┏━━
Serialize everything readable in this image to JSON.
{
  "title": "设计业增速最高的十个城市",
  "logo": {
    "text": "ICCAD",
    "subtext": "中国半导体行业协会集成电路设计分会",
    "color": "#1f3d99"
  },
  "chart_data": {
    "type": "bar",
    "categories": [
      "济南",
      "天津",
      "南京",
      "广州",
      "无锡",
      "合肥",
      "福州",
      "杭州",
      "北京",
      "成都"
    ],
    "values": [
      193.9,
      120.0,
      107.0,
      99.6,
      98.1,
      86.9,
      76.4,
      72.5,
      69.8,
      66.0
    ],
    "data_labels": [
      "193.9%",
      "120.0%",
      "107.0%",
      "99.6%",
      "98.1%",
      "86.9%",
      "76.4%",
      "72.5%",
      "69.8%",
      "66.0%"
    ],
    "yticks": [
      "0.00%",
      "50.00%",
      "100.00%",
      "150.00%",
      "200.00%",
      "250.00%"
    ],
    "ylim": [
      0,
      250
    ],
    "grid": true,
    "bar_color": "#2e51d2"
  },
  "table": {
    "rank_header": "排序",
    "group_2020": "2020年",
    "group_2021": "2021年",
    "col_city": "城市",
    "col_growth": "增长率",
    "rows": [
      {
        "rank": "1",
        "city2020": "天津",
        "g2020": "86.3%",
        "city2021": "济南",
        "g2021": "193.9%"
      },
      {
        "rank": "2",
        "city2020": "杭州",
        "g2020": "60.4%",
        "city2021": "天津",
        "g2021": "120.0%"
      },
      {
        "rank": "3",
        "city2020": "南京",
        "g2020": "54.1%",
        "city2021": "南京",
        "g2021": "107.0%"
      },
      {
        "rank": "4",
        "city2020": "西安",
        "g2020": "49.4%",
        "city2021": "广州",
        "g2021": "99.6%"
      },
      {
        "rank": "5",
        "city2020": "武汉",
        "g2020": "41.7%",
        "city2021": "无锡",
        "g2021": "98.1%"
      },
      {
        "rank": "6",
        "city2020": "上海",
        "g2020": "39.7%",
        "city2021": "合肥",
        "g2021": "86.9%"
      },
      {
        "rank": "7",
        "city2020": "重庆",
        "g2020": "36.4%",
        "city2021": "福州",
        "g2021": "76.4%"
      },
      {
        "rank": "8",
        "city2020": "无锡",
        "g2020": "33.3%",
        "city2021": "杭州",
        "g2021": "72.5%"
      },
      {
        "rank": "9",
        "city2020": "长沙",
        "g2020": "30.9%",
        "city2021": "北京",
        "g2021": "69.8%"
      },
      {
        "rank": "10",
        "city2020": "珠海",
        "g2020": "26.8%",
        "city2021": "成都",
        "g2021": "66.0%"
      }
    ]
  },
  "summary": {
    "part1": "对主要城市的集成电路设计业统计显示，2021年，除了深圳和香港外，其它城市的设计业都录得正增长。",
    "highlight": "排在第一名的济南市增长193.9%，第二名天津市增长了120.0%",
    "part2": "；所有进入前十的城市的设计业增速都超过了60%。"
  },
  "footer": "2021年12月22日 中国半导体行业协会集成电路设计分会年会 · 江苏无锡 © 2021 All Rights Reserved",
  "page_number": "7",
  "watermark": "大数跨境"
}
┗━━
_WORK TO BE COMPLETED_. Exactly reproduce every record.

_THE RESPONSE_.
Serialize everything readable in this image to JSON.
{
  "title": "设计业增速最高的十个城市",
  "logo": {
    "text": "ICCAD",
    "subtext": "中国半导体行业协会集成电路设计分会",
    "color": "#1f3d99"
  },
  "chart_data": {
    "type": "bar",
    "categories": [
      "济南",
      "天津",
      "南京",
      "广州",
      "无锡",
      "合肥",
      "福州",
      "杭州",
      "北京",
      "成都"
    ],
    "values": [
      193.9,
      120.0,
      107.0,
      99.6,
      98.1,
      86.9,
      76.4,
      72.5,
      69.8,
      66.0
    ],
    "data_labels": [
      "193.9%",
      "120.0%",
      "107.0%",
      "99.6%",
      "98.1%",
      "86.9%",
      "76.4%",
      "72.5%",
      "69.8%",
      "66.0%"
    ],
    "yticks": [
      "0.00%",
      "50.00%",
      "100.00%",
      "150.00%",
      "200.00%",
      "250.00%"
    ],
    "ylim": [
      0,
      250
    ],
    "grid": true,
    "bar_color": "#2e51d2"
  },
  "table": {
    "rank_header": "排序",
    "group_2020": "2020年",
    "group_2021": "2021年",
    "col_city": "城市",
    "col_growth": "增长率",
    "rows": [
      {
        "rank": "1",
        "city2020": "天津",
        "g2020": "86.3%",
        "city2021": "济南",
        "g2021": "193.9%"
      },
      {
        "rank": "2",
        "city2020": "杭州",
        "g2020": "60.4%",
        "city2021": "天津",
        "g2021": "120.0%"
      },
      {
        "rank": "3",
        "city2020": "南京",
        "g2020": "54.1%",
        "city2021": "南京",
        "g2021": "107.0%"
      },
      {
        "rank": "4",
        "city2020": "西安",
        "g2020": "49.4%",
        "city2021": "广州",
        "g2021": "99.6%"
      },
      {
        "rank": "5",
        "city2020": "武汉",
        "g2020": "41.7%",
        "city2021": "无锡",
        "g2021": "98.1%"
      },
      {
        "rank": "6",
        "city2020": "上海",
        "g2020": "39.7%",
        "city2021": "合肥",
        "g2021": "86.9%"
      },
      {
        "rank": "7",
        "city2020": "重庆",
        "g2020": "36.4%",
        "city2021": "福州",
        "g2021": "76.4%"
      },
      {
        "rank": "8",
        "city2020": "无锡",
        "g2020": "33.3%",
        "city2021": "杭州",
        "g2021": "72.5%"
      },
      {
        "rank": "9",
        "city2020": "长沙",
        "g2020": "30.9%",
        "city2021": "北京",
        "g2021": "69.8%"
      },
      {
        "rank": "10",
        "city2020": "珠海",
        "g2020": "26.8%",
        "city2021": "成都",
        "g2021": "66.0%"
      }
    ]
  },
  "summary": {
    "part1": "对主要城市的集成电路设计业统计显示，2021年，除了深圳和香港外，其它城市的设计业都录得正增长。",
    "highlight": "排在第一名的济南市增长193.9%，第二名天津市增长了120.0%",
    "part2": "；所有进入前十的城市的设计业增速都超过了60%。"
  },
  "footer": "2021年12月22日 中国半导体行业协会集成电路设计分会年会 · 江苏无锡 © 2021 All Rights Reserved",
  "page_number": "7",
  "watermark": "大数跨境"
}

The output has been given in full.